• Source records:
%%

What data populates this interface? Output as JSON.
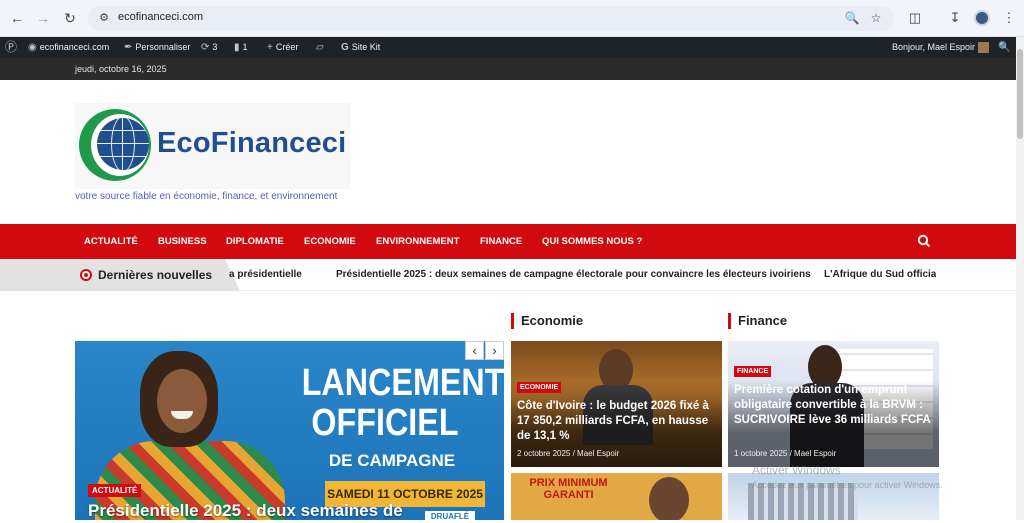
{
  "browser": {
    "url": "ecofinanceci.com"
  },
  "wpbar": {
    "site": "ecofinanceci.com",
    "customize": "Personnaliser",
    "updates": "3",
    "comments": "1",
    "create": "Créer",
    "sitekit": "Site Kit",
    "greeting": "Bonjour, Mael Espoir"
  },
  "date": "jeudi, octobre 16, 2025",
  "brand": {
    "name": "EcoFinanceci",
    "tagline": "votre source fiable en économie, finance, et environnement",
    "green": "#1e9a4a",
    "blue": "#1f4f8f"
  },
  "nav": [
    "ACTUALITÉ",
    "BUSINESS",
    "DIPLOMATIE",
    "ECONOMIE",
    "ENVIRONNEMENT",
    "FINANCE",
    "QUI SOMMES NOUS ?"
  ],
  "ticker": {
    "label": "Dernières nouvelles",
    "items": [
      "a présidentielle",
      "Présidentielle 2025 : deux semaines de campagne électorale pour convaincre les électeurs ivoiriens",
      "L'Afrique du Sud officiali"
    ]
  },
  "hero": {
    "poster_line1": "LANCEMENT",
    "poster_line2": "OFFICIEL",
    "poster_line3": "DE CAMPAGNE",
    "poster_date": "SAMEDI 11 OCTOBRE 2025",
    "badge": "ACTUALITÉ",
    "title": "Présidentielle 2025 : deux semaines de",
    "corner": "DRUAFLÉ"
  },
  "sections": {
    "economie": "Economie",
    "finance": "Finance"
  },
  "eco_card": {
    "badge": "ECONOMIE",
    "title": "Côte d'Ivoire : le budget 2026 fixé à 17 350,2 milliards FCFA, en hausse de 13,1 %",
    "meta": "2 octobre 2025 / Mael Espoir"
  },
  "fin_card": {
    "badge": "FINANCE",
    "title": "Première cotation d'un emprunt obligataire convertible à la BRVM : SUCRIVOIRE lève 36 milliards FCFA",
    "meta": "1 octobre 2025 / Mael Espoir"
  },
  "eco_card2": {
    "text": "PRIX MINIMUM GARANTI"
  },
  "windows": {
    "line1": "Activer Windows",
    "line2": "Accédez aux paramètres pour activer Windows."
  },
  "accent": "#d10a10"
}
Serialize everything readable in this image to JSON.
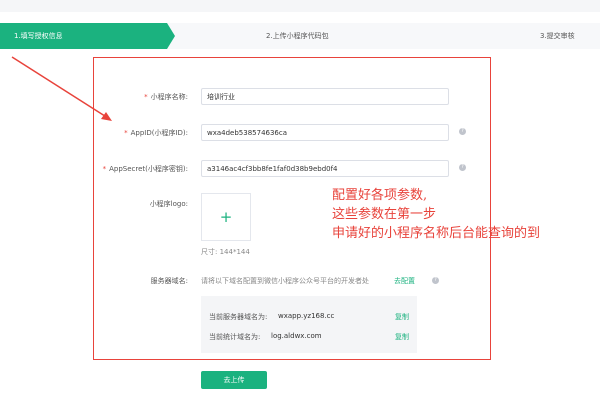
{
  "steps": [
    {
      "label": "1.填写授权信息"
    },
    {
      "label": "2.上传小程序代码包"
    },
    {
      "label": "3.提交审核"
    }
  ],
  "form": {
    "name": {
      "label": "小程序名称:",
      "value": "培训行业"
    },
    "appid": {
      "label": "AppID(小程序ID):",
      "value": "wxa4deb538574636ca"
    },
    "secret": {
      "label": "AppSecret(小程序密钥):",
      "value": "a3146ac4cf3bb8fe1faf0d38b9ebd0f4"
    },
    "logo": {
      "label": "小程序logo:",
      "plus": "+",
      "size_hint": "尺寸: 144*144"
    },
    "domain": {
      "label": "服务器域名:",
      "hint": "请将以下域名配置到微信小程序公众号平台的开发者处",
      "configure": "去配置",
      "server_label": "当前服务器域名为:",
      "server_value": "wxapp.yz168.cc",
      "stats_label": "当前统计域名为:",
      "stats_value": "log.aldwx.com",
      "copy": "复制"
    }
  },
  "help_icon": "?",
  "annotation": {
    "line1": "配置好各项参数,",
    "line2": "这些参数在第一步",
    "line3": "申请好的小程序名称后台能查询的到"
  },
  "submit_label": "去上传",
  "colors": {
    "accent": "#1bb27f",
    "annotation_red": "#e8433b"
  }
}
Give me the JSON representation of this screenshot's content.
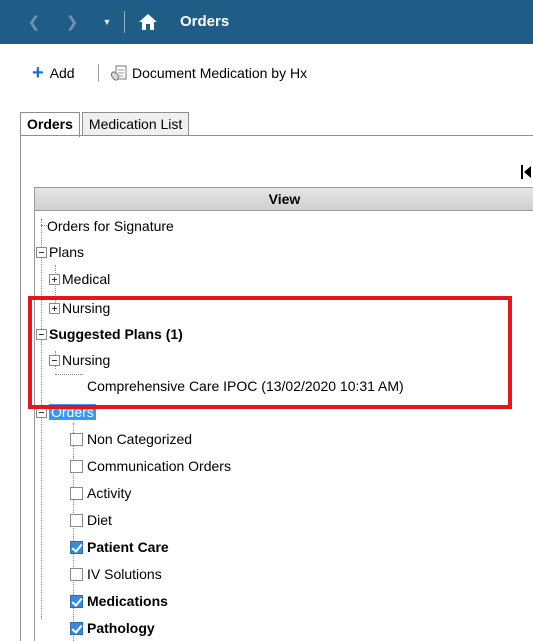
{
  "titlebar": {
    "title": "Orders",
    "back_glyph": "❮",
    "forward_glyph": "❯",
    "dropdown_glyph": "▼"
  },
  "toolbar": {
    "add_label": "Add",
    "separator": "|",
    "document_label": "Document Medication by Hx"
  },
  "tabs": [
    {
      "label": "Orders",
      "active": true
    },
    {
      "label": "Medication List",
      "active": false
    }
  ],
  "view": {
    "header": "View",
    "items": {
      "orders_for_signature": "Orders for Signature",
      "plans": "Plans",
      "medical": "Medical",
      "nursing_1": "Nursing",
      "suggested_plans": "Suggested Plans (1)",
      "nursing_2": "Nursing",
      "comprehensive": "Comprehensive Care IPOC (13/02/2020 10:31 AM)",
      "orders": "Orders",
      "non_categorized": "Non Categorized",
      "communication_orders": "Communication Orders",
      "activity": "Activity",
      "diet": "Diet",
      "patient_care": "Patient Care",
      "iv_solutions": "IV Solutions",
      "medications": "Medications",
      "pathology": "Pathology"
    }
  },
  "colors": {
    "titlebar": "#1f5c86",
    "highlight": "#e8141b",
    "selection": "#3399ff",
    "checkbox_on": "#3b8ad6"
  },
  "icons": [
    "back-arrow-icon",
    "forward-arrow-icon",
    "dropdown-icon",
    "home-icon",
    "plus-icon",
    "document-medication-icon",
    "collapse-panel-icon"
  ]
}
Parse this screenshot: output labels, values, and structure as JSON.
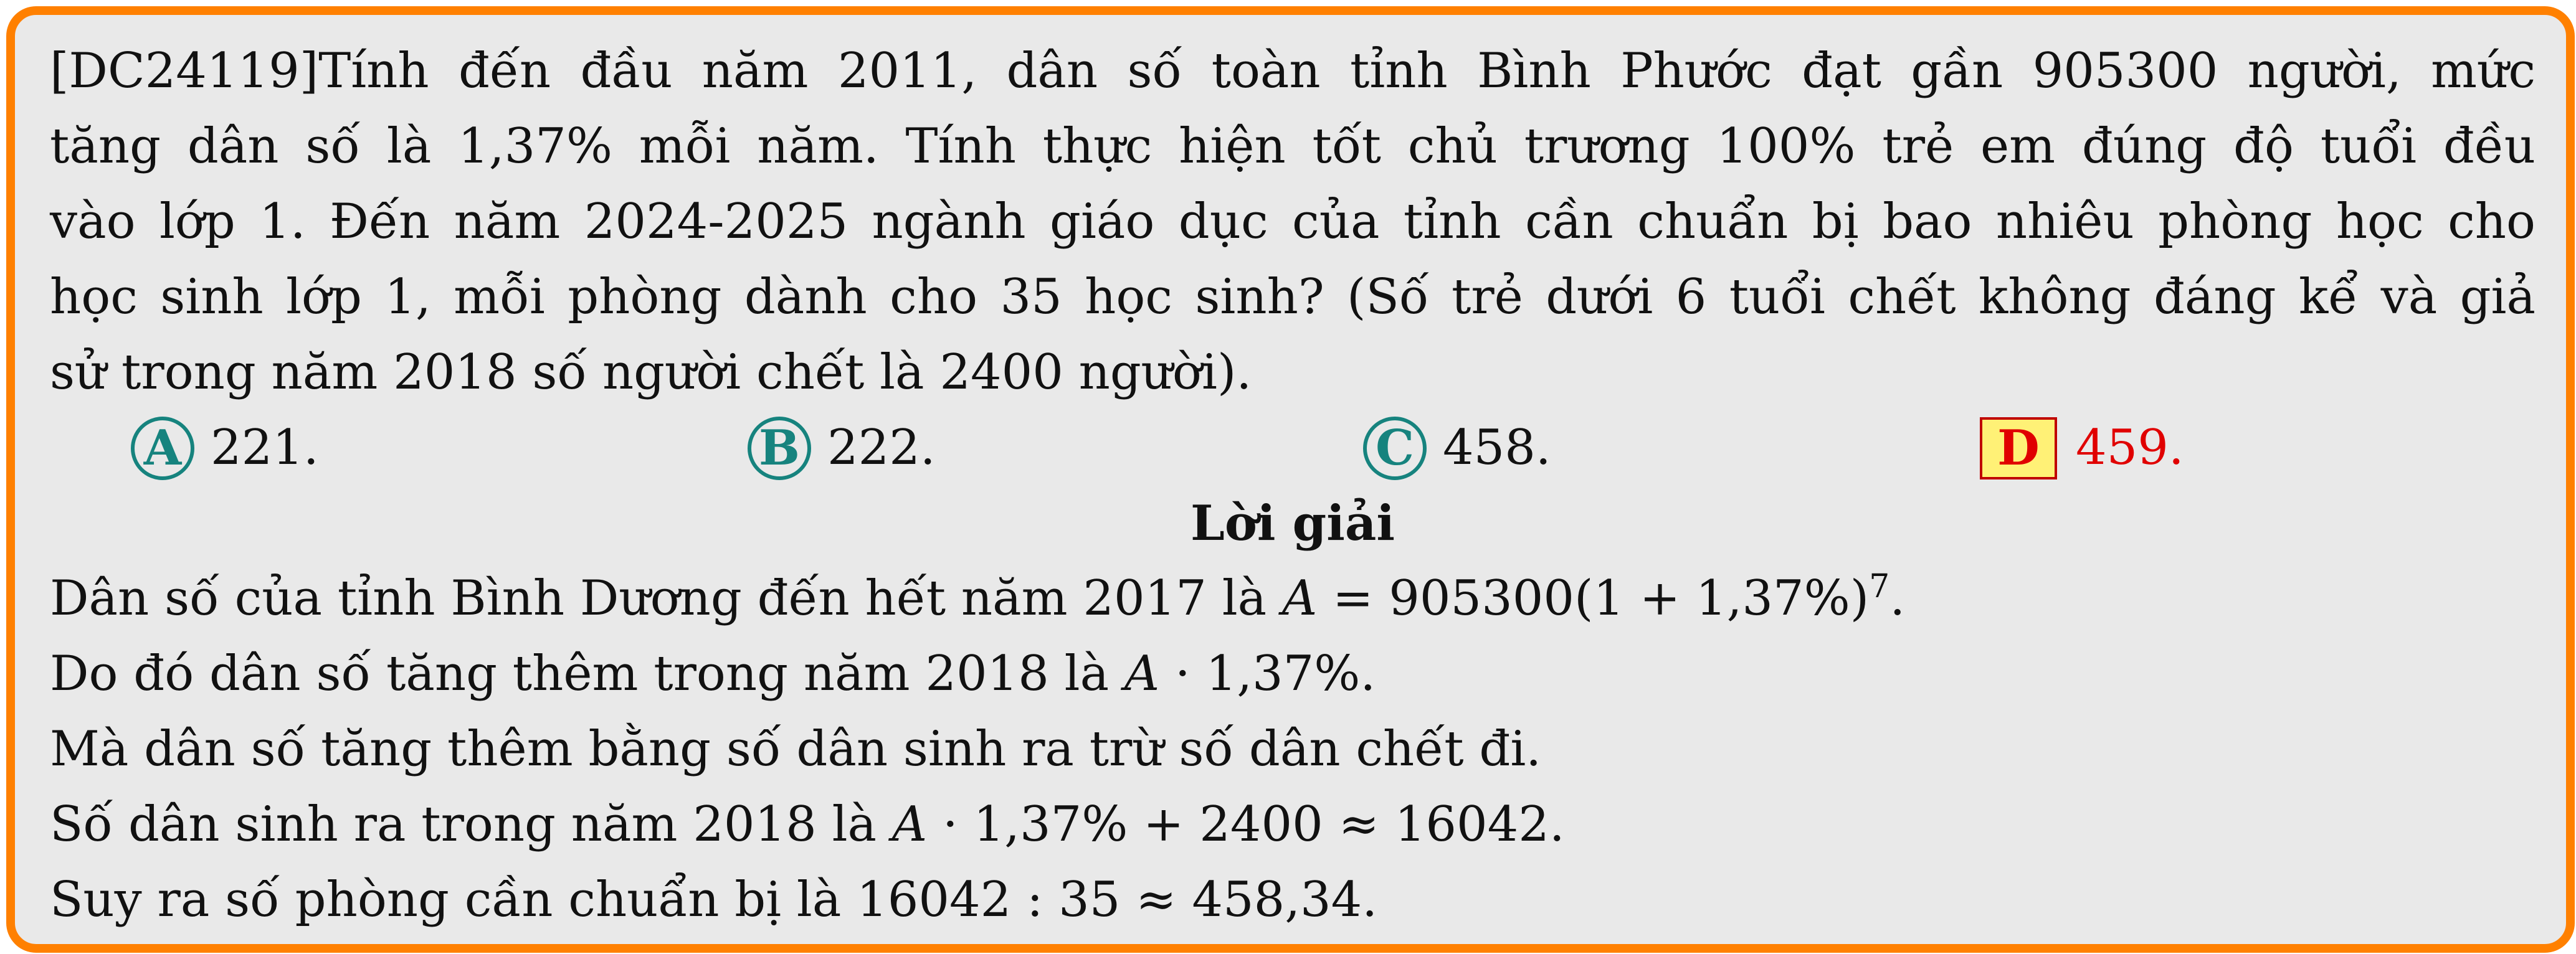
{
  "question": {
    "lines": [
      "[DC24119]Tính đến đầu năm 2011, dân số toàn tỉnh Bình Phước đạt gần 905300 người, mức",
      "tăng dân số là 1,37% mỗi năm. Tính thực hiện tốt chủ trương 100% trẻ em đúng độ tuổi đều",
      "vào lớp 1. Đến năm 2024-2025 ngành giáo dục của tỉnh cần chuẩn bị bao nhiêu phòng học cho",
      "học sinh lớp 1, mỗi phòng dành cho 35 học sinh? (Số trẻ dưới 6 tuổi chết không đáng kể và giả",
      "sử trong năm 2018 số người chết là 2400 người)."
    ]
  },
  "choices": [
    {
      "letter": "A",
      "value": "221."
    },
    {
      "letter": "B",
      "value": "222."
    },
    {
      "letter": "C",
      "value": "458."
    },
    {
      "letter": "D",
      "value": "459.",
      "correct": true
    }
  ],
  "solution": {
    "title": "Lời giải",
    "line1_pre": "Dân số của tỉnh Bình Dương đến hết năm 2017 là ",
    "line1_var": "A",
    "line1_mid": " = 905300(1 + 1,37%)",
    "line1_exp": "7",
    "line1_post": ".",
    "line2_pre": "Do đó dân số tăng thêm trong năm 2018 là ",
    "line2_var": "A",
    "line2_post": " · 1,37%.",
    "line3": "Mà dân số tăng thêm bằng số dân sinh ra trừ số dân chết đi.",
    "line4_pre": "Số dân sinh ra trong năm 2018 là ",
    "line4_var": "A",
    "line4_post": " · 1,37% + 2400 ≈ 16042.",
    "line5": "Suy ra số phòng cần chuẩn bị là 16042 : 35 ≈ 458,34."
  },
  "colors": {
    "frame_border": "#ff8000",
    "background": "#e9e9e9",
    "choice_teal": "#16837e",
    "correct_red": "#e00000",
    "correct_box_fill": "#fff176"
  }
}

%%

• Aim: Copy all lines from the material that contain "người".

• Finished task:
      "[DC24119]Tính đến đầu năm 2011, dân số toàn tỉnh Bình Phước đạt gần 905300 người, mức",
      "sử trong năm 2018 số người chết là 2400 người)."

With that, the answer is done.